WORK ORDER: In the entries below, tally the lines that contain the string "color", then state that number alone.

= = = =

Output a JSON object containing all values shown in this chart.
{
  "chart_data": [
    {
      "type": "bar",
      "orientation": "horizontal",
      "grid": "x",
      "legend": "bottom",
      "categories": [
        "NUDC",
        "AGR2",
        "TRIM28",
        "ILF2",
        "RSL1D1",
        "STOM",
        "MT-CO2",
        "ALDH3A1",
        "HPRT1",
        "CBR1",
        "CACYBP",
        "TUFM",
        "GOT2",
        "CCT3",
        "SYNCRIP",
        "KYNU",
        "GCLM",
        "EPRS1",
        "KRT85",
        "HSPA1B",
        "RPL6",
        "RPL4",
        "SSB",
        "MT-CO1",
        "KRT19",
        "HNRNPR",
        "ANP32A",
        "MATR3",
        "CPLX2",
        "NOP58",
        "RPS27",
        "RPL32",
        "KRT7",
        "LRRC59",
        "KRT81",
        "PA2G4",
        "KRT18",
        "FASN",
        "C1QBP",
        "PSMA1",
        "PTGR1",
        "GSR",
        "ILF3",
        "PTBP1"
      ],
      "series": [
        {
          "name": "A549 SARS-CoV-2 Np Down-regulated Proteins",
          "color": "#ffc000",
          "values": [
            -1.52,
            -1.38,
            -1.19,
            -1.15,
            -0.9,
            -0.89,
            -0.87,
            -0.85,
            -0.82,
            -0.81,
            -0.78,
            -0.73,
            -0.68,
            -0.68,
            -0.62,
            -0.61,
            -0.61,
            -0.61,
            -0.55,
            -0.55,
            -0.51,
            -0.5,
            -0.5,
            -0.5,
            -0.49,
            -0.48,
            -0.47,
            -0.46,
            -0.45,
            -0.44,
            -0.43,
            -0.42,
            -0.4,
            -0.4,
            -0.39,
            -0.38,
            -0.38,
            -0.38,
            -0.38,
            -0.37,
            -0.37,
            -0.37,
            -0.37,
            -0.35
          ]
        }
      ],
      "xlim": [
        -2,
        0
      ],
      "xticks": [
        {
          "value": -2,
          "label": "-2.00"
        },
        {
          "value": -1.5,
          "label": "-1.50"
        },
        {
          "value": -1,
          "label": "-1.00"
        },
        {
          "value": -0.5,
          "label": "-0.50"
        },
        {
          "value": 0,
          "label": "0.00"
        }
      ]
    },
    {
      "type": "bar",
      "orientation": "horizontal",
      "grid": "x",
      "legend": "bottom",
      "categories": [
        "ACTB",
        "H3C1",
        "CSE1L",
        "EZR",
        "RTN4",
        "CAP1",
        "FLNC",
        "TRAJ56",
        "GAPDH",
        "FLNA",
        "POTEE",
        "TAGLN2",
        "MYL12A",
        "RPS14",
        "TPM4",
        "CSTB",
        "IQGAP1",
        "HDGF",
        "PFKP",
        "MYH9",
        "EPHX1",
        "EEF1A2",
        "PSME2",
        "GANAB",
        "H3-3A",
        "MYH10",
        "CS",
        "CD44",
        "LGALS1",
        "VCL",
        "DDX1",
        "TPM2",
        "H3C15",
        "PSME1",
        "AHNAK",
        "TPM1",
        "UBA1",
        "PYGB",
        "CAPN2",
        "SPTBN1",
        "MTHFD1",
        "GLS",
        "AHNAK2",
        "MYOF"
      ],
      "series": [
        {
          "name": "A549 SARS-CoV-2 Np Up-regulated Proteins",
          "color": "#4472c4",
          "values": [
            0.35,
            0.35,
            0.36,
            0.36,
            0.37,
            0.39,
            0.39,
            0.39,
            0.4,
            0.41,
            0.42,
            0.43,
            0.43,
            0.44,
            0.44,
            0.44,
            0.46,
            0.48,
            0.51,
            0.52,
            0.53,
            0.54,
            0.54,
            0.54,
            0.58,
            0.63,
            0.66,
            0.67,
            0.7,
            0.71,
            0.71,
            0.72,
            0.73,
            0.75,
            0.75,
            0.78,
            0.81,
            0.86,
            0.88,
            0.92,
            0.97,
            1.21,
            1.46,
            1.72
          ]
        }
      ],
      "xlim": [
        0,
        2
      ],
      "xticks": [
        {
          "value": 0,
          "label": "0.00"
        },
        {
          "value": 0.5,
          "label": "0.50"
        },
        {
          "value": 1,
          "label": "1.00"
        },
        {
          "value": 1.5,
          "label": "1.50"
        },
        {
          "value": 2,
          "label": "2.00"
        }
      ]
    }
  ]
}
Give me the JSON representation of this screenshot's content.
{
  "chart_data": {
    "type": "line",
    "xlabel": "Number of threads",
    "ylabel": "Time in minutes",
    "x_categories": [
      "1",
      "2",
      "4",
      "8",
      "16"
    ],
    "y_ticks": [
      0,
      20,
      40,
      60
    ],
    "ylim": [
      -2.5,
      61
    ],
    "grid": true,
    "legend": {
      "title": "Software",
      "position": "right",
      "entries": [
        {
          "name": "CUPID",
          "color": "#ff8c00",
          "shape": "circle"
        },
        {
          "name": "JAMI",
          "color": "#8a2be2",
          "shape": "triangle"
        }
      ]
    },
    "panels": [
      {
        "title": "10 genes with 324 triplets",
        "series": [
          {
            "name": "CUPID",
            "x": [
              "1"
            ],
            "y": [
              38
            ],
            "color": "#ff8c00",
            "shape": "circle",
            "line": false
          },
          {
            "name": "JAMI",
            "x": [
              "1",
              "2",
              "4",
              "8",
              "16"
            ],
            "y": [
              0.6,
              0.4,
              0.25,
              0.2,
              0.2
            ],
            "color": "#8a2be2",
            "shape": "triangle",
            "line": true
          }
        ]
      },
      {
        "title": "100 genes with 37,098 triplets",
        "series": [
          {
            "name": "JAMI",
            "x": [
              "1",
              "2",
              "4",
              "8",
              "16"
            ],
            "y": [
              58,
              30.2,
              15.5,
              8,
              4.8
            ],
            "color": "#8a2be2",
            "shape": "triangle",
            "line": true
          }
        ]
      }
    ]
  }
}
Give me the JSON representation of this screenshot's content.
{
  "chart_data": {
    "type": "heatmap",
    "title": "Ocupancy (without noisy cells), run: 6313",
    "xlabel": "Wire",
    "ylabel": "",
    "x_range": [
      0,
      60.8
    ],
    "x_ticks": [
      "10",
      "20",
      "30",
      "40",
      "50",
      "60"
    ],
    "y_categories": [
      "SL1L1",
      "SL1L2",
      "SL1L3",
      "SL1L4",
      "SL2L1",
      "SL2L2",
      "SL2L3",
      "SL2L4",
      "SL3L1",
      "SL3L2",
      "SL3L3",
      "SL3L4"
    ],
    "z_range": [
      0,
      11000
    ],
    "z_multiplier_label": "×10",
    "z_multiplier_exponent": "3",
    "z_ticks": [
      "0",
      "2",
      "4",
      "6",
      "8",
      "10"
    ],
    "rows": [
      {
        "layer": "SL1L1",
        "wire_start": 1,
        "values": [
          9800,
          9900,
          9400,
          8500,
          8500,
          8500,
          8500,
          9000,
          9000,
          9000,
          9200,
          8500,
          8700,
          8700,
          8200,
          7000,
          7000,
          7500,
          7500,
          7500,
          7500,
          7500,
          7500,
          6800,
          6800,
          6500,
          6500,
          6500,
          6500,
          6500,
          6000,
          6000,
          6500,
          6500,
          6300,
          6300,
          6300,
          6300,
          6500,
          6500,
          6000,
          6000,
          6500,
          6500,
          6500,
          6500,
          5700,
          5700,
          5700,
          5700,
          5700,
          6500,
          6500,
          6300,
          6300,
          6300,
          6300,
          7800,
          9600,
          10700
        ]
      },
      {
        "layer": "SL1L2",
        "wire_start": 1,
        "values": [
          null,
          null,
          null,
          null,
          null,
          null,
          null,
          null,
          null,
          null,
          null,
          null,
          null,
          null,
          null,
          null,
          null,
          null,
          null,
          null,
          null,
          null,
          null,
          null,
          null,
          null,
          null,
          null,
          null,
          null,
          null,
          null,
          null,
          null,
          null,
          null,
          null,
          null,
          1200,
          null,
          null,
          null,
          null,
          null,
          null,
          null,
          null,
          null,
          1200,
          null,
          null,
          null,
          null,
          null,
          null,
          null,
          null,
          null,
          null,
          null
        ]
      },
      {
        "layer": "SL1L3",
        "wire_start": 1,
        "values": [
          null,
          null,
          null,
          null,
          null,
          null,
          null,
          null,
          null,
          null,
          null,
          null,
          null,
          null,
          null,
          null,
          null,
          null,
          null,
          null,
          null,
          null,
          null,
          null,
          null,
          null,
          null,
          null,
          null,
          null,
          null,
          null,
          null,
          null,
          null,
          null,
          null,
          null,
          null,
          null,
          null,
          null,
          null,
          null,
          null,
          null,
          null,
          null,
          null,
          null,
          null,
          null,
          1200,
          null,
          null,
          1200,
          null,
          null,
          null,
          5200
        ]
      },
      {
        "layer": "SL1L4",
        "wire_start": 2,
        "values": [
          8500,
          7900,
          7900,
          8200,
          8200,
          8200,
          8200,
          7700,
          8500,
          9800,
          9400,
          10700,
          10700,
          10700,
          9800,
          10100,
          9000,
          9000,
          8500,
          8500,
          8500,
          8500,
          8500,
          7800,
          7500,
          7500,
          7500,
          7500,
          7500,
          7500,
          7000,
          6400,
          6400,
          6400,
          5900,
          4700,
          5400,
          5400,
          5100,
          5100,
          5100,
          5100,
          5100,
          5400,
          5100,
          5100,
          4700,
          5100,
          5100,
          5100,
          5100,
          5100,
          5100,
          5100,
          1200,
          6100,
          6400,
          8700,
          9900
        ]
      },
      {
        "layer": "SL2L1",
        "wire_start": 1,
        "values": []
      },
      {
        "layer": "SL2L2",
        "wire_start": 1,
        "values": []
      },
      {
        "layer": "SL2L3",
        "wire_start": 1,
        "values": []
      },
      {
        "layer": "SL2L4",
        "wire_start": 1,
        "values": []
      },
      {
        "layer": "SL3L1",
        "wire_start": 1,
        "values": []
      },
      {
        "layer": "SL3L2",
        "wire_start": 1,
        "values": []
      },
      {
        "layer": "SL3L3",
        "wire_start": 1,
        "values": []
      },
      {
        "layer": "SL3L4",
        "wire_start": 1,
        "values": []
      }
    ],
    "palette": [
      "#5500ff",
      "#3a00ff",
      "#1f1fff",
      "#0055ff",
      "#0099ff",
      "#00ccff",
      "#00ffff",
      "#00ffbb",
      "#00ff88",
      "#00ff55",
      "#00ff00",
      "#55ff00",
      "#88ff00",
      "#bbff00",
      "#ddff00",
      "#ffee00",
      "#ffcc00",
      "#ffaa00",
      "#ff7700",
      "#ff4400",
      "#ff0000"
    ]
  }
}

= = = =

TASK OUTPUT: 7